### Aim of the task:
Each record needs to be echoed exactly; can you do that?
━━ Provided entries
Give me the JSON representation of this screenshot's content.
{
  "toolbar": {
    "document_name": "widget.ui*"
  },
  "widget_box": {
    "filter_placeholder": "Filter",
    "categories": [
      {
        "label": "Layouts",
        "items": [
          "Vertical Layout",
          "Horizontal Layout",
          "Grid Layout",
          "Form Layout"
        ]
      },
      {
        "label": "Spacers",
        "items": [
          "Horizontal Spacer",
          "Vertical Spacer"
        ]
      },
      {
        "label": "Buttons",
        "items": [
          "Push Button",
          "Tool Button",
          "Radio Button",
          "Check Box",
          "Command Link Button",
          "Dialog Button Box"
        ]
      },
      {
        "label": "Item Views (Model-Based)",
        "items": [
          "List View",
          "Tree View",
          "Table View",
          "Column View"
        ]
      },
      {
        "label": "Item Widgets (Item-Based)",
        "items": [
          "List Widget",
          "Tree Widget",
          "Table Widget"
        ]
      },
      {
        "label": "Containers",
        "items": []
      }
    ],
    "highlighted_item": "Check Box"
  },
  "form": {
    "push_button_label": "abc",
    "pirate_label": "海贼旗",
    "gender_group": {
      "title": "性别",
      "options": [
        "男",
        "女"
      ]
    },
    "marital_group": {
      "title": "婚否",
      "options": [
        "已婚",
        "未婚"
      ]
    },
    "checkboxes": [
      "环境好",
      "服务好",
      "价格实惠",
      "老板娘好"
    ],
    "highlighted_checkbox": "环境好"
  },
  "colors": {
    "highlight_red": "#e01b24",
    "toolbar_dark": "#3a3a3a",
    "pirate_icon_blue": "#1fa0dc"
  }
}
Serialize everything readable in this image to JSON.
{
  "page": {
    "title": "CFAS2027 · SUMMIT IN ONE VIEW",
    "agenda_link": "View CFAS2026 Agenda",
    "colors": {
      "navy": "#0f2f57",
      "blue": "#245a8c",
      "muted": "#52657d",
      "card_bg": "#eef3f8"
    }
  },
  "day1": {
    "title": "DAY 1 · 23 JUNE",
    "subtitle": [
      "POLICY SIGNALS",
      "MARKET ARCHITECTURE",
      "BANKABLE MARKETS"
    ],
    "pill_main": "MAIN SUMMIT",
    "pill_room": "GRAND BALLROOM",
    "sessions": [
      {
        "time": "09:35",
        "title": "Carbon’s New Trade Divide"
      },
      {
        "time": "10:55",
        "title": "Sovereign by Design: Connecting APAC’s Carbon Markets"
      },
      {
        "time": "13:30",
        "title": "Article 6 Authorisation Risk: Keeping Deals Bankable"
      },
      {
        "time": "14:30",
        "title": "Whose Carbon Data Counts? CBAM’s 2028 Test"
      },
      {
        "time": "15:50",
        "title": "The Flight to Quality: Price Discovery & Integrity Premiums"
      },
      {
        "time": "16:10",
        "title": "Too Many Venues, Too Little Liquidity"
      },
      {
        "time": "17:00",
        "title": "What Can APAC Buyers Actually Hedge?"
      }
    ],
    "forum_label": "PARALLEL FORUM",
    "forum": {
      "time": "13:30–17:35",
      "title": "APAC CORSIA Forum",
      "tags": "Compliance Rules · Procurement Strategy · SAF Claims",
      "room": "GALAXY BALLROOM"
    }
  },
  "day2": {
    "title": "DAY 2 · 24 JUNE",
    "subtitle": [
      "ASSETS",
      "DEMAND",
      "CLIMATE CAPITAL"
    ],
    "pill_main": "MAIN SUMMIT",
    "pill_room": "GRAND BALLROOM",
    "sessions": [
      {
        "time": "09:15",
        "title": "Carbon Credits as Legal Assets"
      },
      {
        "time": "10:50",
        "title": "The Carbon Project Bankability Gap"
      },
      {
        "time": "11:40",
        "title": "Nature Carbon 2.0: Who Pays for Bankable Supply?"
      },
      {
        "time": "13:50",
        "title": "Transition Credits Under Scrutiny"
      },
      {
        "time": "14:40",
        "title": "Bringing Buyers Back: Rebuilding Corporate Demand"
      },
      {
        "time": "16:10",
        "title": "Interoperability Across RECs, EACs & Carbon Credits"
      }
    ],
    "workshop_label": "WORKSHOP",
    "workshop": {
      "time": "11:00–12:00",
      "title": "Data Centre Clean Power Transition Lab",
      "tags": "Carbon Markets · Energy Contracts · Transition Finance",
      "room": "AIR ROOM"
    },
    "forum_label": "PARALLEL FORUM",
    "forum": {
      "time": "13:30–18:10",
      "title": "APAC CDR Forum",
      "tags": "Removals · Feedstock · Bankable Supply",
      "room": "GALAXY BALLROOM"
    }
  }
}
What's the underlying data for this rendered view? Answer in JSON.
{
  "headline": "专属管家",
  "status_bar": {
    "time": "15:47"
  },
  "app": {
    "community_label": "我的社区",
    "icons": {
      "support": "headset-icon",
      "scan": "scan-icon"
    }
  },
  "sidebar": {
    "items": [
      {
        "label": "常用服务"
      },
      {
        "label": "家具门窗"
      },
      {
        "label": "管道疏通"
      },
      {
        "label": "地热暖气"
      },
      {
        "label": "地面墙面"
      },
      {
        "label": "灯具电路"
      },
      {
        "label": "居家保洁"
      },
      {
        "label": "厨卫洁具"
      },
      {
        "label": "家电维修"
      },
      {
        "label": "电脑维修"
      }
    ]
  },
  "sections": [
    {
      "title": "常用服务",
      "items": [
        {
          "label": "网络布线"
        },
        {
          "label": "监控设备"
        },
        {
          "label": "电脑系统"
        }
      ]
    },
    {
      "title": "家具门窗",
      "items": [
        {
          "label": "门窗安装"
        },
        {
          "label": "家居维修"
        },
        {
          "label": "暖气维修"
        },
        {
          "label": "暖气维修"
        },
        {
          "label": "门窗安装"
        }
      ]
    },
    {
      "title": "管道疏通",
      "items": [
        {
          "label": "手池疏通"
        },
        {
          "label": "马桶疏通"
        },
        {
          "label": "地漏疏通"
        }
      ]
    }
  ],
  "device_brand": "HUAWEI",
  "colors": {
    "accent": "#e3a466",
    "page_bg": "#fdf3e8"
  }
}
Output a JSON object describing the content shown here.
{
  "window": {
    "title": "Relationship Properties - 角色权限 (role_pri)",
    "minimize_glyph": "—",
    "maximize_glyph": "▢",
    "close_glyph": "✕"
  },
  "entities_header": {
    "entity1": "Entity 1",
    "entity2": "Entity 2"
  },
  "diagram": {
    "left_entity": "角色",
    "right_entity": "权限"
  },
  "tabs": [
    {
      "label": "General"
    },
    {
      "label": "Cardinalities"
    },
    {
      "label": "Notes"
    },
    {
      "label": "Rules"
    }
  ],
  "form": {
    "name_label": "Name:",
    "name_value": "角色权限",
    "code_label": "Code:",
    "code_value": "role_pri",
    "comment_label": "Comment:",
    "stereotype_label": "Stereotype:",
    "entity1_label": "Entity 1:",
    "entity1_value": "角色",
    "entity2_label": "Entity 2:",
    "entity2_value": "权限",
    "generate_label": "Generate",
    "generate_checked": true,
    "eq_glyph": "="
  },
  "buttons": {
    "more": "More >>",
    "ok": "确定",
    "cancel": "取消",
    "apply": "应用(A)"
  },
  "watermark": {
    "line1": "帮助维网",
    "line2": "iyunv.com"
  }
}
━━━━
### Response:
Give me the JSON representation of this screenshot's content.
{
  "toolbar": {
    "document_name": "widget.ui*"
  },
  "widget_box": {
    "filter_placeholder": "Filter",
    "categories": [
      {
        "label": "Layouts",
        "items": [
          "Vertical Layout",
          "Horizontal Layout",
          "Grid Layout",
          "Form Layout"
        ]
      },
      {
        "label": "Spacers",
        "items": [
          "Horizontal Spacer",
          "Vertical Spacer"
        ]
      },
      {
        "label": "Buttons",
        "items": [
          "Push Button",
          "Tool Button",
          "Radio Button",
          "Check Box",
          "Command Link Button",
          "Dialog Button Box"
        ]
      },
      {
        "label": "Item Views (Model-Based)",
        "items": [
          "List View",
          "Tree View",
          "Table View",
          "Column View"
        ]
      },
      {
        "label": "Item Widgets (Item-Based)",
        "items": [
          "List Widget",
          "Tree Widget",
          "Table Widget"
        ]
      },
      {
        "label": "Containers",
        "items": []
      }
    ],
    "highlighted_item": "Check Box"
  },
  "form": {
    "push_button_label": "abc",
    "pirate_label": "海贼旗",
    "gender_group": {
      "title": "性别",
      "options": [
        "男",
        "女"
      ]
    },
    "marital_group": {
      "title": "婚否",
      "options": [
        "已婚",
        "未婚"
      ]
    },
    "checkboxes": [
      "环境好",
      "服务好",
      "价格实惠",
      "老板娘好"
    ],
    "highlighted_checkbox": "环境好"
  },
  "colors": {
    "highlight_red": "#e01b24",
    "toolbar_dark": "#3a3a3a",
    "pirate_icon_blue": "#1fa0dc"
  }
}
Serialize everything readable in this image to JSON.
{
  "page": {
    "title": "CFAS2027 · SUMMIT IN ONE VIEW",
    "agenda_link": "View CFAS2026 Agenda",
    "colors": {
      "navy": "#0f2f57",
      "blue": "#245a8c",
      "muted": "#52657d",
      "card_bg": "#eef3f8"
    }
  },
  "day1": {
    "title": "DAY 1 · 23 JUNE",
    "subtitle": [
      "POLICY SIGNALS",
      "MARKET ARCHITECTURE",
      "BANKABLE MARKETS"
    ],
    "pill_main": "MAIN SUMMIT",
    "pill_room": "GRAND BALLROOM",
    "sessions": [
      {
        "time": "09:35",
        "title": "Carbon’s New Trade Divide"
      },
      {
        "time": "10:55",
        "title": "Sovereign by Design: Connecting APAC’s Carbon Markets"
      },
      {
        "time": "13:30",
        "title": "Article 6 Authorisation Risk: Keeping Deals Bankable"
      },
      {
        "time": "14:30",
        "title": "Whose Carbon Data Counts? CBAM’s 2028 Test"
      },
      {
        "time": "15:50",
        "title": "The Flight to Quality: Price Discovery & Integrity Premiums"
      },
      {
        "time": "16:10",
        "title": "Too Many Venues, Too Little Liquidity"
      },
      {
        "time": "17:00",
        "title": "What Can APAC Buyers Actually Hedge?"
      }
    ],
    "forum_label": "PARALLEL FORUM",
    "forum": {
      "time": "13:30–17:35",
      "title": "APAC CORSIA Forum",
      "tags": "Compliance Rules · Procurement Strategy · SAF Claims",
      "room": "GALAXY BALLROOM"
    }
  },
  "day2": {
    "title": "DAY 2 · 24 JUNE",
    "subtitle": [
      "ASSETS",
      "DEMAND",
      "CLIMATE CAPITAL"
    ],
    "pill_main": "MAIN SUMMIT",
    "pill_room": "GRAND BALLROOM",
    "sessions": [
      {
        "time": "09:15",
        "title": "Carbon Credits as Legal Assets"
      },
      {
        "time": "10:50",
        "title": "The Carbon Project Bankability Gap"
      },
      {
        "time": "11:40",
        "title": "Nature Carbon 2.0: Who Pays for Bankable Supply?"
      },
      {
        "time": "13:50",
        "title": "Transition Credits Under Scrutiny"
      },
      {
        "time": "14:40",
        "title": "Bringing Buyers Back: Rebuilding Corporate Demand"
      },
      {
        "time": "16:10",
        "title": "Interoperability Across RECs, EACs & Carbon Credits"
      }
    ],
    "workshop_label": "WORKSHOP",
    "workshop": {
      "time": "11:00–12:00",
      "title": "Data Centre Clean Power Transition Lab",
      "tags": "Carbon Markets · Energy Contracts · Transition Finance",
      "room": "AIR ROOM"
    },
    "forum_label": "PARALLEL FORUM",
    "forum": {
      "time": "13:30–18:10",
      "title": "APAC CDR Forum",
      "tags": "Removals · Feedstock · Bankable Supply",
      "room": "GALAXY BALLROOM"
    }
  }
}
What's the underlying data for this rendered view? Answer in JSON.
{
  "headline": "专属管家",
  "status_bar": {
    "time": "15:47"
  },
  "app": {
    "community_label": "我的社区",
    "icons": {
      "support": "headset-icon",
      "scan": "scan-icon"
    }
  },
  "sidebar": {
    "items": [
      {
        "label": "常用服务"
      },
      {
        "label": "家具门窗"
      },
      {
        "label": "管道疏通"
      },
      {
        "label": "地热暖气"
      },
      {
        "label": "地面墙面"
      },
      {
        "label": "灯具电路"
      },
      {
        "label": "居家保洁"
      },
      {
        "label": "厨卫洁具"
      },
      {
        "label": "家电维修"
      },
      {
        "label": "电脑维修"
      }
    ]
  },
  "sections": [
    {
      "title": "常用服务",
      "items": [
        {
          "label": "网络布线"
        },
        {
          "label": "监控设备"
        },
        {
          "label": "电脑系统"
        }
      ]
    },
    {
      "title": "家具门窗",
      "items": [
        {
          "label": "门窗安装"
        },
        {
          "label": "家居维修"
        },
        {
          "label": "暖气维修"
        },
        {
          "label": "暖气维修"
        },
        {
          "label": "门窗安装"
        }
      ]
    },
    {
      "title": "管道疏通",
      "items": [
        {
          "label": "手池疏通"
        },
        {
          "label": "马桶疏通"
        },
        {
          "label": "地漏疏通"
        }
      ]
    }
  ],
  "device_brand": "HUAWEI",
  "colors": {
    "accent": "#e3a466",
    "page_bg": "#fdf3e8"
  }
}
Output a JSON object describing the content shown here.
{
  "window": {
    "title": "Relationship Properties - 角色权限 (role_pri)",
    "minimize_glyph": "—",
    "maximize_glyph": "▢",
    "close_glyph": "✕"
  },
  "entities_header": {
    "entity1": "Entity 1",
    "entity2": "Entity 2"
  },
  "diagram": {
    "left_entity": "角色",
    "right_entity": "权限"
  },
  "tabs": [
    {
      "label": "General"
    },
    {
      "label": "Cardinalities"
    },
    {
      "label": "Notes"
    },
    {
      "label": "Rules"
    }
  ],
  "form": {
    "name_label": "Name:",
    "name_value": "角色权限",
    "code_label": "Code:",
    "code_value": "role_pri",
    "comment_label": "Comment:",
    "stereotype_label": "Stereotype:",
    "entity1_label": "Entity 1:",
    "entity1_value": "角色",
    "entity2_label": "Entity 2:",
    "entity2_value": "权限",
    "generate_label": "Generate",
    "generate_checked": true,
    "eq_glyph": "="
  },
  "buttons": {
    "more": "More >>",
    "ok": "确定",
    "cancel": "取消",
    "apply": "应用(A)"
  },
  "watermark": {
    "line1": "帮助维网",
    "line2": "iyunv.com"
  }
}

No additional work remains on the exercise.